Request: Every entry that follows should be repeated exactly; drop the images.

Records to process:

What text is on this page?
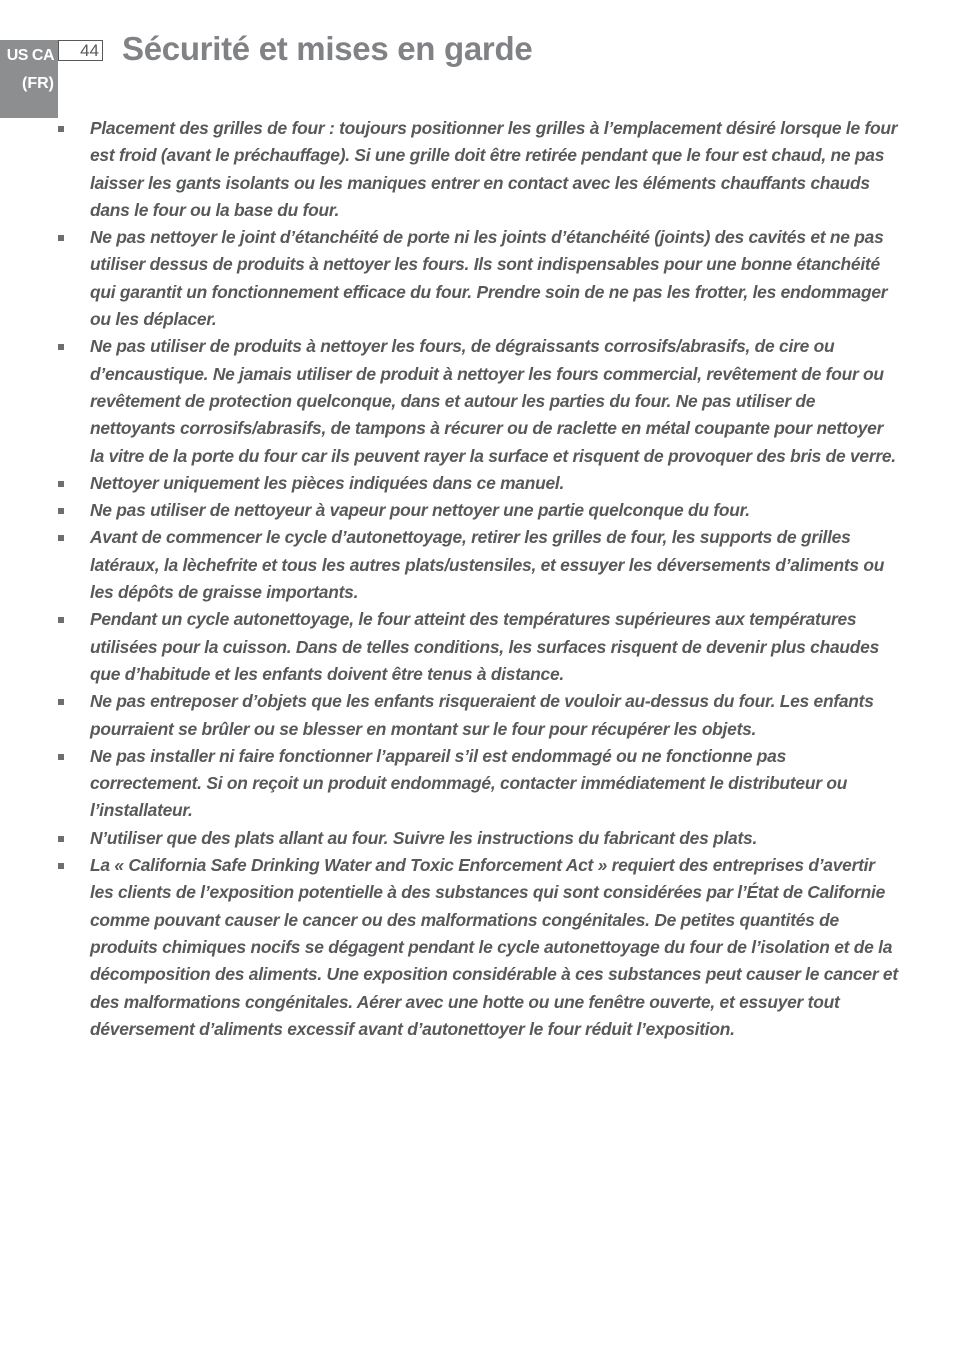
US CA
(FR)
44 Sécurité et mises en garde
Placement des grilles de four : toujours positionner les grilles à l’emplacement désiré lorsque le four est froid (avant le préchauffage). Si une grille doit être retirée pendant que le four est chaud, ne pas laisser les gants isolants ou les maniques entrer en contact avec les éléments chauffants chauds dans le four ou la base du four.
Ne pas nettoyer le joint d’étanchéité de porte ni les joints d’étanchéité (joints) des cavités et ne pas utiliser dessus de produits à nettoyer les fours. Ils sont indispensables pour une bonne étanchéité qui garantit un fonctionnement efficace du four. Prendre soin de ne pas les frotter, les endommager ou les déplacer.
Ne pas utiliser de produits à nettoyer les fours, de dégraissants corrosifs/abrasifs, de cire ou d’encaustique. Ne jamais utiliser de produit à nettoyer les fours commercial, revêtement de four ou revêtement de protection quelconque, dans et autour les parties du four. Ne pas utiliser de nettoyants corrosifs/abrasifs, de tampons à récurer ou de raclette en métal coupante pour nettoyer la vitre de la porte du four car ils peuvent rayer la surface et risquent de provoquer des bris de verre.
Nettoyer uniquement les pièces indiquées dans ce manuel.
Ne pas utiliser de nettoyeur à vapeur pour nettoyer une partie quelconque du four.
Avant de commencer le cycle d’autonettoyage, retirer les grilles de four, les supports de grilles latéraux, la lèchefrite et tous les autres plats/ustensiles, et essuyer les déversements d’aliments ou les dépôts de graisse importants.
Pendant un cycle autonettoyage, le four atteint des températures supérieures aux températures utilisées pour la cuisson. Dans de telles conditions, les surfaces risquent de devenir plus chaudes que d’habitude et les enfants doivent être tenus à distance.
Ne pas entreposer d’objets que les enfants risqueraient de vouloir au-dessus du four. Les enfants pourraient se brûler ou se blesser en montant sur le four pour récupérer les objets.
Ne pas installer ni faire fonctionner l’appareil s’il est endommagé ou ne fonctionne pas correctement. Si on reçoit un produit endommagé, contacter immédiatement le distributeur ou l’installateur.
N’utiliser que des plats allant au four. Suivre les instructions du fabricant des plats.
La « California Safe Drinking Water and Toxic Enforcement Act » requiert des entreprises d’avertir les clients de l’exposition potentielle à des substances qui sont considérées par l’État de Californie comme pouvant causer le cancer ou des malformations congénitales. De petites quantités de produits chimiques nocifs se dégagent pendant le cycle autonettoyage du four de l’isolation et de la décomposition des aliments. Une exposition considérable à ces substances peut causer le cancer et des malformations congénitales. Aérer avec une hotte ou une fenêtre ouverte, et essuyer tout déversement d’aliments excessif avant d’autonettoyer le four réduit l’exposition.
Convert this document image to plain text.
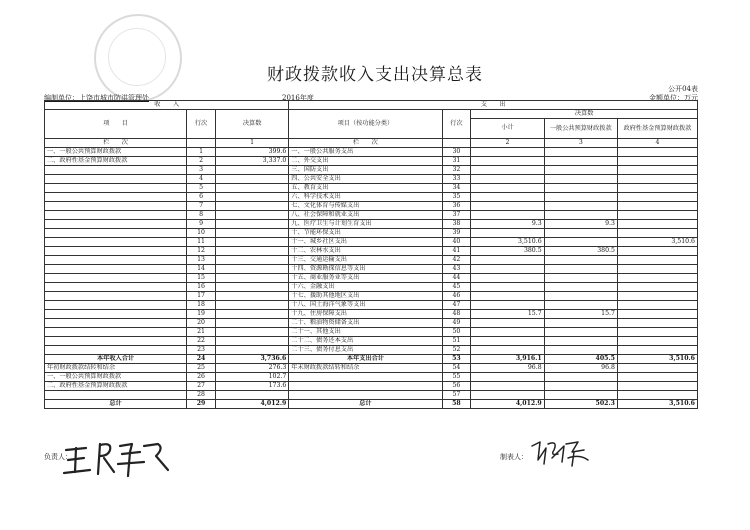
财政拨款收入支出决算总表
公开04表
编制单位：上饶市城市防洪管理处	2016年度	金额单位：万元
收　　入			支　　出				
项　　目	行次	决算数	项目（按功能分类）	行次	决算数		
					小计	一般公共预算财政拨款	政府性基金预算财政拨款
栏　　次		1	栏　　次		2	3	4
一、一般公共预算财政拨款	1	399.6	一、一般公共服务支出	30			
二、政府性基金预算财政拨款	2	3,337.0	二、外交支出	31			
	3		三、国防支出	32			
	4		四、公共安全支出	33			
	5		五、教育支出	34			
	6		六、科学技术支出	35			
	7		七、文化体育与传媒支出	36			
	8		八、社会保障和就业支出	37			
	9		九、医疗卫生与计划生育支出	38	9.3	9.3	
	10		十、节能环保支出	39			
	11		十一、城乡社区支出	40	3,510.6		3,510.6
	12		十二、农林水支出	41	380.5	380.5	
	13		十三、交通运输支出	42			
	14		十四、资源勘探信息等支出	43			
	15		十五、商业服务业等支出	44			
	16		十六、金融支出	45			
	17		十七、援助其他地区支出	46			
	18		十八、国土海洋气象等支出	47			
	19		十九、住房保障支出	48	15.7	15.7	
	20		二十、粮油物资储备支出	49			
	21		二十一、其他支出	50			
	22		二十二、债务还本支出	51			
	23		二十三、债务付息支出	52			
本年收入合计	24	3,736.6	本年支出合计	53	3,916.1	405.5	3,510.6
年初财政拨款结转和结余	25	276.3	年末财政拨款结转和结余	54	96.8	96.8	
一、一般公共预算财政拨款	26	102.7		55			
二、政府性基金预算财政拨款	27	173.6		56			
	28			57			
总计	29	4,012.9	总计	58	4,012.9	502.3	3,510.6
负责人：	制表人：
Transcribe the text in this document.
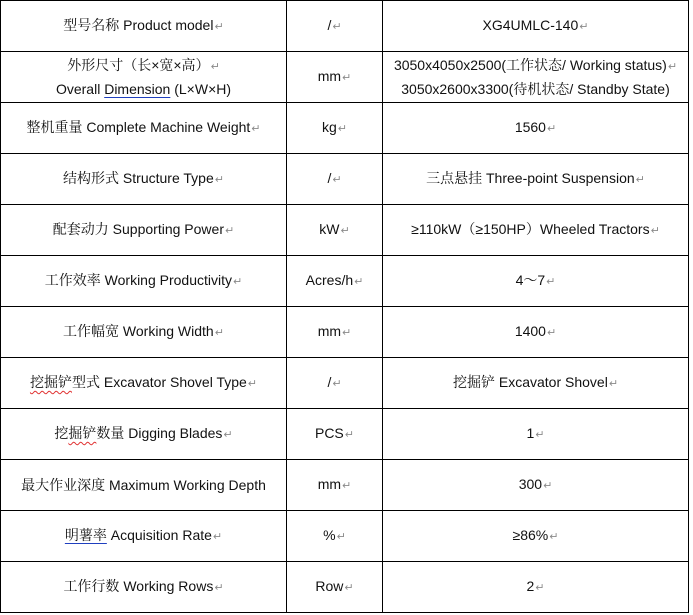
型号名称 Product model↵	/↵	XG4UMLC-140↵

外形尺寸（长×宽×高）↵
Overall Dimension (L×W×H)	mm↵	3050x4050x2500(工作状态/ Working status)↵
3050x2600x3300(待机状态/ Standby State)

整机重量 Complete Machine Weight↵	kg↵	1560↵
结构形式 Structure Type↵	/↵	三点悬挂 Three-point Suspension↵
配套动力 Supporting Power↵	kW↵	≥110kW（≥150HP）Wheeled Tractors↵
工作效率 Working Productivity↵	Acres/h↵	4～7↵
工作幅宽 Working Width↵	mm↵	1400↵
挖掘铲型式 Excavator Shovel Type↵	/↵	挖掘铲 Excavator Shovel↵
挖掘铲数量 Digging Blades↵	PCS↵	1↵
最大作业深度 Maximum Working Depth	mm↵	300↵
明薯率 Acquisition Rate↵	%↵	≥86%↵
工作行数 Working Rows↵	Row↵	2↵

Correct answer:
What text is on this page?
US CA
(FR)
44 Sécurité et mises en garde
Placement des grilles de four : toujours positionner les grilles à l’emplacement désiré lorsque le four est froid (avant le préchauffage). Si une grille doit être retirée pendant que le four est chaud, ne pas laisser les gants isolants ou les maniques entrer en contact avec les éléments chauffants chauds dans le four ou la base du four.
Ne pas nettoyer le joint d’étanchéité de porte ni les joints d’étanchéité (joints) des cavités et ne pas utiliser dessus de produits à nettoyer les fours. Ils sont indispensables pour une bonne étanchéité qui garantit un fonctionnement efficace du four. Prendre soin de ne pas les frotter, les endommager ou les déplacer.
Ne pas utiliser de produits à nettoyer les fours, de dégraissants corrosifs/abrasifs, de cire ou d’encaustique. Ne jamais utiliser de produit à nettoyer les fours commercial, revêtement de four ou revêtement de protection quelconque, dans et autour les parties du four. Ne pas utiliser de nettoyants corrosifs/abrasifs, de tampons à récurer ou de raclette en métal coupante pour nettoyer la vitre de la porte du four car ils peuvent rayer la surface et risquent de provoquer des bris de verre.
Nettoyer uniquement les pièces indiquées dans ce manuel.
Ne pas utiliser de nettoyeur à vapeur pour nettoyer une partie quelconque du four.
Avant de commencer le cycle d’autonettoyage, retirer les grilles de four, les supports de grilles latéraux, la lèchefrite et tous les autres plats/ustensiles, et essuyer les déversements d’aliments ou les dépôts de graisse importants.
Pendant un cycle autonettoyage, le four atteint des températures supérieures aux températures utilisées pour la cuisson. Dans de telles conditions, les surfaces risquent de devenir plus chaudes que d’habitude et les enfants doivent être tenus à distance.
Ne pas entreposer d’objets que les enfants risqueraient de vouloir au-dessus du four. Les enfants pourraient se brûler ou se blesser en montant sur le four pour récupérer les objets.
Ne pas installer ni faire fonctionner l’appareil s’il est endommagé ou ne fonctionne pas correctement. Si on reçoit un produit endommagé, contacter immédiatement le distributeur ou l’installateur.
N’utiliser que des plats allant au four. Suivre les instructions du fabricant des plats.
La « California Safe Drinking Water and Toxic Enforcement Act » requiert des entreprises d’avertir les clients de l’exposition potentielle à des substances qui sont considérées par l’État de Californie comme pouvant causer le cancer ou des malformations congénitales. De petites quantités de produits chimiques nocifs se dégagent pendant le cycle autonettoyage du four de l’isolation et de la décomposition des aliments. Une exposition considérable à ces substances peut causer le cancer et des malformations congénitales. Aérer avec une hotte ou une fenêtre ouverte, et essuyer tout déversement d’aliments excessif avant d’autonettoyer le four réduit l’exposition.
Convert this document image to plain text.
财政拨款收入支出决算总表
公开04表
编制单位：上饶市城市防洪管理处	2016年度	金额单位：万元
收　　入			支　　出				
项　　目	行次	决算数	项目（按功能分类）	行次	决算数		
					小计	一般公共预算财政拨款	政府性基金预算财政拨款
栏　　次		1	栏　　次		2	3	4
一、一般公共预算财政拨款	1	399.6	一、一般公共服务支出	30			
二、政府性基金预算财政拨款	2	3,337.0	二、外交支出	31			
	3		三、国防支出	32			
	4		四、公共安全支出	33			
	5		五、教育支出	34			
	6		六、科学技术支出	35			
	7		七、文化体育与传媒支出	36			
	8		八、社会保障和就业支出	37			
	9		九、医疗卫生与计划生育支出	38	9.3	9.3	
	10		十、节能环保支出	39			
	11		十一、城乡社区支出	40	3,510.6		3,510.6
	12		十二、农林水支出	41	380.5	380.5	
	13		十三、交通运输支出	42			
	14		十四、资源勘探信息等支出	43			
	15		十五、商业服务业等支出	44			
	16		十六、金融支出	45			
	17		十七、援助其他地区支出	46			
	18		十八、国土海洋气象等支出	47			
	19		十九、住房保障支出	48	15.7	15.7	
	20		二十、粮油物资储备支出	49			
	21		二十一、其他支出	50			
	22		二十二、债务还本支出	51			
	23		二十三、债务付息支出	52			
本年收入合计	24	3,736.6	本年支出合计	53	3,916.1	405.5	3,510.6
年初财政拨款结转和结余	25	276.3	年末财政拨款结转和结余	54	96.8	96.8	
一、一般公共预算财政拨款	26	102.7		55			
二、政府性基金预算财政拨款	27	173.6		56			
	28			57			
总计	29	4,012.9	总计	58	4,012.9	502.3	3,510.6
负责人：	制表人：
Transcribe the text in this document.
型号名称 Product model↵	/↵	XG4UMLC-140↵

外形尺寸（长×宽×高）↵
Overall Dimension (L×W×H)	mm↵	3050x4050x2500(工作状态/ Working status)↵
3050x2600x3300(待机状态/ Standby State)

整机重量 Complete Machine Weight↵	kg↵	1560↵
结构形式 Structure Type↵	/↵	三点悬挂 Three-point Suspension↵
配套动力 Supporting Power↵	kW↵	≥110kW（≥150HP）Wheeled Tractors↵
工作效率 Working Productivity↵	Acres/h↵	4～7↵
工作幅宽 Working Width↵	mm↵	1400↵
挖掘铲型式 Excavator Shovel Type↵	/↵	挖掘铲 Excavator Shovel↵
挖掘铲数量 Digging Blades↵	PCS↵	1↵
最大作业深度 Maximum Working Depth	mm↵	300↵
明薯率 Acquisition Rate↵	%↵	≥86%↵
工作行数 Working Rows↵	Row↵	2↵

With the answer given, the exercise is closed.